== Exercise material ==
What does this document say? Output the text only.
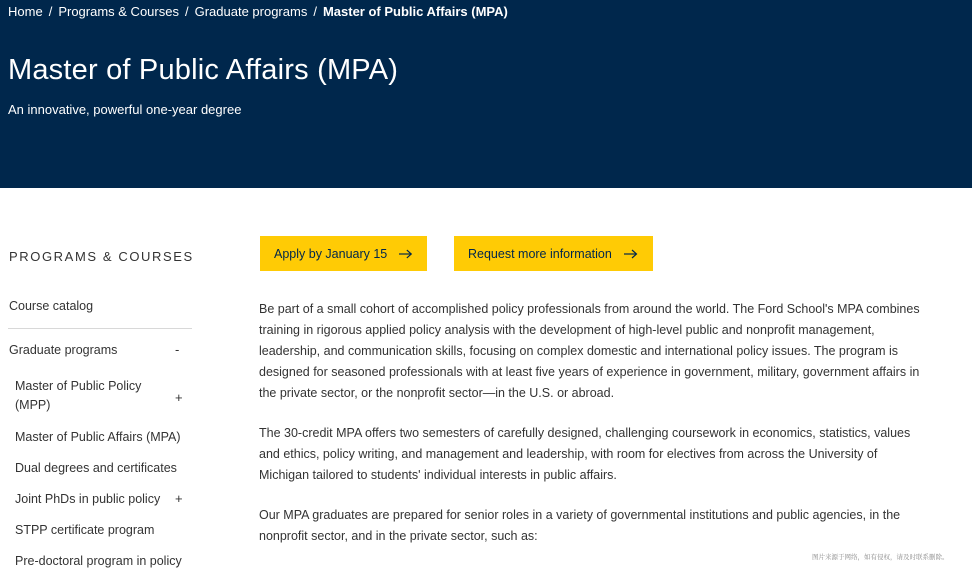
Home / Programs & Courses / Graduate programs / Master of Public Affairs (MPA)
Master of Public Affairs (MPA)
An innovative, powerful one-year degree
PROGRAMS & COURSES
Course catalog
Graduate programs	-
Master of Public Policy (MPP)	+
Master of Public Affairs (MPA)
Dual degrees and certificates
Joint PhDs in public policy +
STPP certificate program
Pre-doctoral program in policy
Apply by January 15	Request more information

Be part of a small cohort of accomplished policy professionals from around the world. The Ford School's MPA combines training in rigorous applied policy analysis with the development of high-level public and nonprofit management, leadership, and communication skills, focusing on complex domestic and international policy issues. The program is designed for seasoned professionals with at least five years of experience in government, military, government affairs in the private sector, or the nonprofit sector—in the U.S. or abroad.

The 30-credit MPA offers two semesters of carefully designed, challenging coursework in economics, statistics, values and ethics, policy writing, and management and leadership, with room for electives from across the University of Michigan tailored to students' individual interests in public affairs.

Our MPA graduates are prepared for senior roles in a variety of governmental institutions and public agencies, in the nonprofit sector, and in the private sector, such as:

图片来源于网络，如有侵权，请及时联系删除。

== Aim of the exercise ==
Return the material exactly as given, apart from the pictures.

== Output of the exercise ==
What does this document say? Output the text only.
Home / Programs & Courses / Graduate programs / Master of Public Affairs (MPA)
Master of Public Affairs (MPA)
An innovative, powerful one-year degree
PROGRAMS & COURSES
Course catalog
Graduate programs	-
Master of Public Policy (MPP)	+
Master of Public Affairs (MPA)
Dual degrees and certificates
Joint PhDs in public policy +
STPP certificate program
Pre-doctoral program in policy
Apply by January 15	Request more information

Be part of a small cohort of accomplished policy professionals from around the world. The Ford School's MPA combines training in rigorous applied policy analysis with the development of high-level public and nonprofit management, leadership, and communication skills, focusing on complex domestic and international policy issues. The program is designed for seasoned professionals with at least five years of experience in government, military, government affairs in the private sector, or the nonprofit sector—in the U.S. or abroad.

The 30-credit MPA offers two semesters of carefully designed, challenging coursework in economics, statistics, values and ethics, policy writing, and management and leadership, with room for electives from across the University of Michigan tailored to students' individual interests in public affairs.

Our MPA graduates are prepared for senior roles in a variety of governmental institutions and public agencies, in the nonprofit sector, and in the private sector, such as:

图片来源于网络，如有侵权，请及时联系删除。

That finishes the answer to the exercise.